EXERCISE TASK —
Transcribe the material verbatim in full; the pictures do not belong in the copy.

(Data entries)
* * * * * * *

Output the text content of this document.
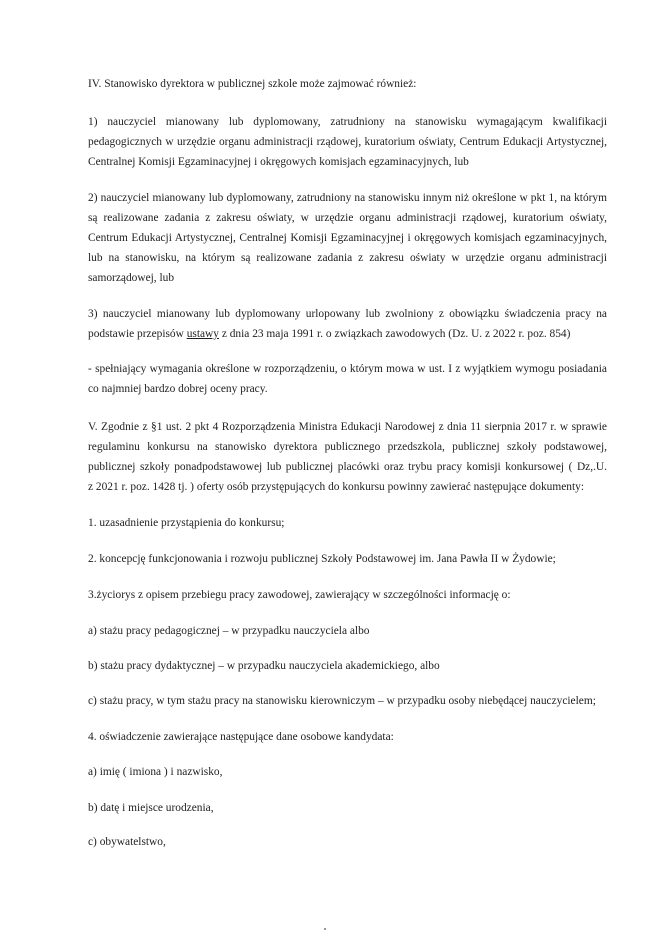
IV. Stanowisko dyrektora w publicznej szkole może zajmować również:
1) nauczyciel mianowany lub dyplomowany, zatrudniony na stanowisku wymagającym kwalifikacji
pedagogicznych w urzędzie organu administracji rządowej, kuratorium oświaty, Centrum Edukacji Artystycznej,
Centralnej Komisji Egzaminacyjnej i okręgowych komisjach egzaminacyjnych, lub
2) nauczyciel mianowany lub dyplomowany, zatrudniony na stanowisku innym niż określone w pkt 1, na którym
są realizowane zadania z zakresu oświaty, w urzędzie organu administracji rządowej, kuratorium oświaty,
Centrum Edukacji Artystycznej, Centralnej Komisji Egzaminacyjnej i okręgowych komisjach egzaminacyjnych,
lub na stanowisku, na którym są realizowane zadania z zakresu oświaty w urzędzie organu administracji
samorządowej, lub
3) nauczyciel mianowany lub dyplomowany urlopowany lub zwolniony z obowiązku świadczenia pracy na
podstawie przepisów ustawy z dnia 23 maja 1991 r. o związkach zawodowych (Dz. U. z 2022 r. poz. 854)
- spełniający wymagania określone w rozporządzeniu, o którym mowa w ust. I z wyjątkiem wymogu posiadania
co najmniej bardzo dobrej oceny pracy.
V. Zgodnie z §1 ust. 2 pkt 4 Rozporządzenia Ministra Edukacji Narodowej z dnia 11 sierpnia 2017 r. w sprawie
regulaminu konkursu na stanowisko dyrektora publicznego przedszkola, publicznej szkoły podstawowej,
publicznej szkoły ponadpodstawowej lub publicznej placówki oraz trybu pracy komisji konkursowej ( Dz,.U.
z 2021 r. poz. 1428 tj. ) oferty osób przystępujących do konkursu powinny zawierać następujące dokumenty:
1. uzasadnienie przystąpienia do konkursu;
2. koncepcję funkcjonowania i rozwoju publicznej Szkoły Podstawowej im. Jana Pawła II w Żydowie;
3.życiorys z opisem przebiegu pracy zawodowej, zawierający w szczególności informację o:
a) stażu pracy pedagogicznej – w przypadku nauczyciela albo
b) stażu pracy dydaktycznej – w przypadku nauczyciela akademickiego, albo
c) stażu pracy, w tym stażu pracy na stanowisku kierowniczym – w przypadku osoby niebędącej nauczycielem;
4. oświadczenie zawierające następujące dane osobowe kandydata:
a) imię ( imiona ) i nazwisko,
b) datę i miejsce urodzenia,
c) obywatelstwo,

* * * * * * *

OUTPUT FOR THIS EXERCISE —
Output the text content of this document.
IV. Stanowisko dyrektora w publicznej szkole może zajmować również:
1) nauczyciel mianowany lub dyplomowany, zatrudniony na stanowisku wymagającym kwalifikacji
pedagogicznych w urzędzie organu administracji rządowej, kuratorium oświaty, Centrum Edukacji Artystycznej,
Centralnej Komisji Egzaminacyjnej i okręgowych komisjach egzaminacyjnych, lub
2) nauczyciel mianowany lub dyplomowany, zatrudniony na stanowisku innym niż określone w pkt 1, na którym
są realizowane zadania z zakresu oświaty, w urzędzie organu administracji rządowej, kuratorium oświaty,
Centrum Edukacji Artystycznej, Centralnej Komisji Egzaminacyjnej i okręgowych komisjach egzaminacyjnych,
lub na stanowisku, na którym są realizowane zadania z zakresu oświaty w urzędzie organu administracji
samorządowej, lub
3) nauczyciel mianowany lub dyplomowany urlopowany lub zwolniony z obowiązku świadczenia pracy na
podstawie przepisów ustawy z dnia 23 maja 1991 r. o związkach zawodowych (Dz. U. z 2022 r. poz. 854)
- spełniający wymagania określone w rozporządzeniu, o którym mowa w ust. I z wyjątkiem wymogu posiadania
co najmniej bardzo dobrej oceny pracy.
V. Zgodnie z §1 ust. 2 pkt 4 Rozporządzenia Ministra Edukacji Narodowej z dnia 11 sierpnia 2017 r. w sprawie
regulaminu konkursu na stanowisko dyrektora publicznego przedszkola, publicznej szkoły podstawowej,
publicznej szkoły ponadpodstawowej lub publicznej placówki oraz trybu pracy komisji konkursowej ( Dz,.U.
z 2021 r. poz. 1428 tj. ) oferty osób przystępujących do konkursu powinny zawierać następujące dokumenty:
1. uzasadnienie przystąpienia do konkursu;
2. koncepcję funkcjonowania i rozwoju publicznej Szkoły Podstawowej im. Jana Pawła II w Żydowie;
3.życiorys z opisem przebiegu pracy zawodowej, zawierający w szczególności informację o:
a) stażu pracy pedagogicznej – w przypadku nauczyciela albo
b) stażu pracy dydaktycznej – w przypadku nauczyciela akademickiego, albo
c) stażu pracy, w tym stażu pracy na stanowisku kierowniczym – w przypadku osoby niebędącej nauczycielem;
4. oświadczenie zawierające następujące dane osobowe kandydata:
a) imię ( imiona ) i nazwisko,
b) datę i miejsce urodzenia,
c) obywatelstwo,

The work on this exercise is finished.